### Records for this exercise
>>>>
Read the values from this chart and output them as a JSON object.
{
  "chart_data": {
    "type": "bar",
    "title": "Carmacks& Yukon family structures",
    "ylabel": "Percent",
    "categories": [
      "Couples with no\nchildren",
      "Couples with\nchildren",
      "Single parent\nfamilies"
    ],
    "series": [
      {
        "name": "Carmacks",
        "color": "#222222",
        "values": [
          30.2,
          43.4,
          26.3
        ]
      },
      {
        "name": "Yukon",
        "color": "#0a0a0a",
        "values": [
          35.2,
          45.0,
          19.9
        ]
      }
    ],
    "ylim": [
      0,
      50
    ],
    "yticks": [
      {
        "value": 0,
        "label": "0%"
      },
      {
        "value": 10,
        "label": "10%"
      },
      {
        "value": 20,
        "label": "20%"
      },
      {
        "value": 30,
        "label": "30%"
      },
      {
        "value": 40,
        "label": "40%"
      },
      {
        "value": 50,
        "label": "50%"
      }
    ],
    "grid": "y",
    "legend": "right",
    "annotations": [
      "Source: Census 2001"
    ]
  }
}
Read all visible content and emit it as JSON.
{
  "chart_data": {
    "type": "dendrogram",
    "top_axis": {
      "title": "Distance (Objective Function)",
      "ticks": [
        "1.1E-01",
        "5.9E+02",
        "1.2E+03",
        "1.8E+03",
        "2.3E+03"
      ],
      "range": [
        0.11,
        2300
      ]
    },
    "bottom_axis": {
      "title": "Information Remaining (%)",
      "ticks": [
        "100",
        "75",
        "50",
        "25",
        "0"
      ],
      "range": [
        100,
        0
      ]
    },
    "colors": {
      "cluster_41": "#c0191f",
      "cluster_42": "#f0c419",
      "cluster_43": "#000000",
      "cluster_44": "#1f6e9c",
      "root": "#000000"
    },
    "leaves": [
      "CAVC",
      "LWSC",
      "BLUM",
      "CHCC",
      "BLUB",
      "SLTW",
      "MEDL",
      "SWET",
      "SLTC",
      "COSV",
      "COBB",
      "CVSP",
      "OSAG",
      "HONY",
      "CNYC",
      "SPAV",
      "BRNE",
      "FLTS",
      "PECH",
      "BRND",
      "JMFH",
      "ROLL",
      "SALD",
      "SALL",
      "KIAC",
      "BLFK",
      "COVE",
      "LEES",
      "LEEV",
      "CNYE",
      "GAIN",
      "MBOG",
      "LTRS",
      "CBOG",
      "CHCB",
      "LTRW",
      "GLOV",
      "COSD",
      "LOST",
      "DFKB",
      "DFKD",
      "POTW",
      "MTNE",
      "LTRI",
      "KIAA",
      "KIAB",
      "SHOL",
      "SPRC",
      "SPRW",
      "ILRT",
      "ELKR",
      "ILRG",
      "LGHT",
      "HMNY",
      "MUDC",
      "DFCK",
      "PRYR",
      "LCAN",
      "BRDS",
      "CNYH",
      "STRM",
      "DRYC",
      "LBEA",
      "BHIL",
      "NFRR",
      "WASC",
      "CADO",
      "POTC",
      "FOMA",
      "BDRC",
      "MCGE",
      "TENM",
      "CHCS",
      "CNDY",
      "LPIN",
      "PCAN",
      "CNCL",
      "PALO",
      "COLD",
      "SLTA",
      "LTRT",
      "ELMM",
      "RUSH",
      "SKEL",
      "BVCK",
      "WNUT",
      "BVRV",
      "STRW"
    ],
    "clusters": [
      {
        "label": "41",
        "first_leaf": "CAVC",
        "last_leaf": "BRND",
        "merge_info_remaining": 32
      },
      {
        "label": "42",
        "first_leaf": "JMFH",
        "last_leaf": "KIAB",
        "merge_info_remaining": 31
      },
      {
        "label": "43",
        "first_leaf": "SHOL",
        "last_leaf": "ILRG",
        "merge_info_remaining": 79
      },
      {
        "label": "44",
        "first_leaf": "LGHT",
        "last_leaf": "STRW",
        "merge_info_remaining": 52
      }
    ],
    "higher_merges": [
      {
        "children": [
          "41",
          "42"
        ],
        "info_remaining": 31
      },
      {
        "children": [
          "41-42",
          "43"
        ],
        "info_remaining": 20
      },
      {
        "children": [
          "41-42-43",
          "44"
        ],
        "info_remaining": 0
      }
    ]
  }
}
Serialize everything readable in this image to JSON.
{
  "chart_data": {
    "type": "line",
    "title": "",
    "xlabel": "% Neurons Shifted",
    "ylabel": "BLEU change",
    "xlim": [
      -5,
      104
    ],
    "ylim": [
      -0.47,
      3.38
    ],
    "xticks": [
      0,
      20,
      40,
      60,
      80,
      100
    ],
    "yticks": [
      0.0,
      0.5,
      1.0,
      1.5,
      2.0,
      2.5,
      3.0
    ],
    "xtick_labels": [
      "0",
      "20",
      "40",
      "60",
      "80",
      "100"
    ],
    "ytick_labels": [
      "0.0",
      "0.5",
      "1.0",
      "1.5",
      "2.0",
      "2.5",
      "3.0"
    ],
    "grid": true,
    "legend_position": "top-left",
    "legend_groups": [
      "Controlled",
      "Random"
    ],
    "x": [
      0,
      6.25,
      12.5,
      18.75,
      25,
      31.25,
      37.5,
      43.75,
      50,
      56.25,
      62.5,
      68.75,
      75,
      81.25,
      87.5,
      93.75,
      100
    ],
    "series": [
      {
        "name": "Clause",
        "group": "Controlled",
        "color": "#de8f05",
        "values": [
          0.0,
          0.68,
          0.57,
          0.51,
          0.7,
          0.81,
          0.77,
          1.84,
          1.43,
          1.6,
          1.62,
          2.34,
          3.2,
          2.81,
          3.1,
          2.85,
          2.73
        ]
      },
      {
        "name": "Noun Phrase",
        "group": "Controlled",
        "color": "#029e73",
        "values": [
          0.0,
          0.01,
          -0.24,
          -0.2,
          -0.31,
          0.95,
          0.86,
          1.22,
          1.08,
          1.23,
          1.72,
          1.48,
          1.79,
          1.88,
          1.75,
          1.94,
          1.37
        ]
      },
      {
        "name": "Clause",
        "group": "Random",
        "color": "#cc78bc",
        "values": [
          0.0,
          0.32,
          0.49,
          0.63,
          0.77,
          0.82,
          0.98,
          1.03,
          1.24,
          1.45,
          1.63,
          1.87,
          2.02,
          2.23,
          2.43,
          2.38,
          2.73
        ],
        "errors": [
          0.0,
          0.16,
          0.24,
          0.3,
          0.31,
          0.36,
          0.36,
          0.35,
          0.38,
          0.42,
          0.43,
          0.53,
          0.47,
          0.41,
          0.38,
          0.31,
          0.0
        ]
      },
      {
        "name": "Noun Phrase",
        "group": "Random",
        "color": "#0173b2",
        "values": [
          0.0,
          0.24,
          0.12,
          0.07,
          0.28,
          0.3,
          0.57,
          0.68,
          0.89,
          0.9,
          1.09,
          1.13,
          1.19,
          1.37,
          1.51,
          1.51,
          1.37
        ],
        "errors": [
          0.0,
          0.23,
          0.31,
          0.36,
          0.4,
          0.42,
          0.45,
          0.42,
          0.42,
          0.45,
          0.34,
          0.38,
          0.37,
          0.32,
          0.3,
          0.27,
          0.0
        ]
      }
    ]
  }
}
<<<<
### The problem
Quote all of the entries verbatim.

### Response
Read the values from this chart and output them as a JSON object.
{
  "chart_data": {
    "type": "bar",
    "title": "Carmacks& Yukon family structures",
    "ylabel": "Percent",
    "categories": [
      "Couples with no\nchildren",
      "Couples with\nchildren",
      "Single parent\nfamilies"
    ],
    "series": [
      {
        "name": "Carmacks",
        "color": "#222222",
        "values": [
          30.2,
          43.4,
          26.3
        ]
      },
      {
        "name": "Yukon",
        "color": "#0a0a0a",
        "values": [
          35.2,
          45.0,
          19.9
        ]
      }
    ],
    "ylim": [
      0,
      50
    ],
    "yticks": [
      {
        "value": 0,
        "label": "0%"
      },
      {
        "value": 10,
        "label": "10%"
      },
      {
        "value": 20,
        "label": "20%"
      },
      {
        "value": 30,
        "label": "30%"
      },
      {
        "value": 40,
        "label": "40%"
      },
      {
        "value": 50,
        "label": "50%"
      }
    ],
    "grid": "y",
    "legend": "right",
    "annotations": [
      "Source: Census 2001"
    ]
  }
}
Read all visible content and emit it as JSON.
{
  "chart_data": {
    "type": "dendrogram",
    "top_axis": {
      "title": "Distance (Objective Function)",
      "ticks": [
        "1.1E-01",
        "5.9E+02",
        "1.2E+03",
        "1.8E+03",
        "2.3E+03"
      ],
      "range": [
        0.11,
        2300
      ]
    },
    "bottom_axis": {
      "title": "Information Remaining (%)",
      "ticks": [
        "100",
        "75",
        "50",
        "25",
        "0"
      ],
      "range": [
        100,
        0
      ]
    },
    "colors": {
      "cluster_41": "#c0191f",
      "cluster_42": "#f0c419",
      "cluster_43": "#000000",
      "cluster_44": "#1f6e9c",
      "root": "#000000"
    },
    "leaves": [
      "CAVC",
      "LWSC",
      "BLUM",
      "CHCC",
      "BLUB",
      "SLTW",
      "MEDL",
      "SWET",
      "SLTC",
      "COSV",
      "COBB",
      "CVSP",
      "OSAG",
      "HONY",
      "CNYC",
      "SPAV",
      "BRNE",
      "FLTS",
      "PECH",
      "BRND",
      "JMFH",
      "ROLL",
      "SALD",
      "SALL",
      "KIAC",
      "BLFK",
      "COVE",
      "LEES",
      "LEEV",
      "CNYE",
      "GAIN",
      "MBOG",
      "LTRS",
      "CBOG",
      "CHCB",
      "LTRW",
      "GLOV",
      "COSD",
      "LOST",
      "DFKB",
      "DFKD",
      "POTW",
      "MTNE",
      "LTRI",
      "KIAA",
      "KIAB",
      "SHOL",
      "SPRC",
      "SPRW",
      "ILRT",
      "ELKR",
      "ILRG",
      "LGHT",
      "HMNY",
      "MUDC",
      "DFCK",
      "PRYR",
      "LCAN",
      "BRDS",
      "CNYH",
      "STRM",
      "DRYC",
      "LBEA",
      "BHIL",
      "NFRR",
      "WASC",
      "CADO",
      "POTC",
      "FOMA",
      "BDRC",
      "MCGE",
      "TENM",
      "CHCS",
      "CNDY",
      "LPIN",
      "PCAN",
      "CNCL",
      "PALO",
      "COLD",
      "SLTA",
      "LTRT",
      "ELMM",
      "RUSH",
      "SKEL",
      "BVCK",
      "WNUT",
      "BVRV",
      "STRW"
    ],
    "clusters": [
      {
        "label": "41",
        "first_leaf": "CAVC",
        "last_leaf": "BRND",
        "merge_info_remaining": 32
      },
      {
        "label": "42",
        "first_leaf": "JMFH",
        "last_leaf": "KIAB",
        "merge_info_remaining": 31
      },
      {
        "label": "43",
        "first_leaf": "SHOL",
        "last_leaf": "ILRG",
        "merge_info_remaining": 79
      },
      {
        "label": "44",
        "first_leaf": "LGHT",
        "last_leaf": "STRW",
        "merge_info_remaining": 52
      }
    ],
    "higher_merges": [
      {
        "children": [
          "41",
          "42"
        ],
        "info_remaining": 31
      },
      {
        "children": [
          "41-42",
          "43"
        ],
        "info_remaining": 20
      },
      {
        "children": [
          "41-42-43",
          "44"
        ],
        "info_remaining": 0
      }
    ]
  }
}
Serialize everything readable in this image to JSON.
{
  "chart_data": {
    "type": "line",
    "title": "",
    "xlabel": "% Neurons Shifted",
    "ylabel": "BLEU change",
    "xlim": [
      -5,
      104
    ],
    "ylim": [
      -0.47,
      3.38
    ],
    "xticks": [
      0,
      20,
      40,
      60,
      80,
      100
    ],
    "yticks": [
      0.0,
      0.5,
      1.0,
      1.5,
      2.0,
      2.5,
      3.0
    ],
    "xtick_labels": [
      "0",
      "20",
      "40",
      "60",
      "80",
      "100"
    ],
    "ytick_labels": [
      "0.0",
      "0.5",
      "1.0",
      "1.5",
      "2.0",
      "2.5",
      "3.0"
    ],
    "grid": true,
    "legend_position": "top-left",
    "legend_groups": [
      "Controlled",
      "Random"
    ],
    "x": [
      0,
      6.25,
      12.5,
      18.75,
      25,
      31.25,
      37.5,
      43.75,
      50,
      56.25,
      62.5,
      68.75,
      75,
      81.25,
      87.5,
      93.75,
      100
    ],
    "series": [
      {
        "name": "Clause",
        "group": "Controlled",
        "color": "#de8f05",
        "values": [
          0.0,
          0.68,
          0.57,
          0.51,
          0.7,
          0.81,
          0.77,
          1.84,
          1.43,
          1.6,
          1.62,
          2.34,
          3.2,
          2.81,
          3.1,
          2.85,
          2.73
        ]
      },
      {
        "name": "Noun Phrase",
        "group": "Controlled",
        "color": "#029e73",
        "values": [
          0.0,
          0.01,
          -0.24,
          -0.2,
          -0.31,
          0.95,
          0.86,
          1.22,
          1.08,
          1.23,
          1.72,
          1.48,
          1.79,
          1.88,
          1.75,
          1.94,
          1.37
        ]
      },
      {
        "name": "Clause",
        "group": "Random",
        "color": "#cc78bc",
        "values": [
          0.0,
          0.32,
          0.49,
          0.63,
          0.77,
          0.82,
          0.98,
          1.03,
          1.24,
          1.45,
          1.63,
          1.87,
          2.02,
          2.23,
          2.43,
          2.38,
          2.73
        ],
        "errors": [
          0.0,
          0.16,
          0.24,
          0.3,
          0.31,
          0.36,
          0.36,
          0.35,
          0.38,
          0.42,
          0.43,
          0.53,
          0.47,
          0.41,
          0.38,
          0.31,
          0.0
        ]
      },
      {
        "name": "Noun Phrase",
        "group": "Random",
        "color": "#0173b2",
        "values": [
          0.0,
          0.24,
          0.12,
          0.07,
          0.28,
          0.3,
          0.57,
          0.68,
          0.89,
          0.9,
          1.09,
          1.13,
          1.19,
          1.37,
          1.51,
          1.51,
          1.37
        ],
        "errors": [
          0.0,
          0.23,
          0.31,
          0.36,
          0.4,
          0.42,
          0.45,
          0.42,
          0.42,
          0.45,
          0.34,
          0.38,
          0.37,
          0.32,
          0.3,
          0.27,
          0.0
        ]
      }
    ]
  }
}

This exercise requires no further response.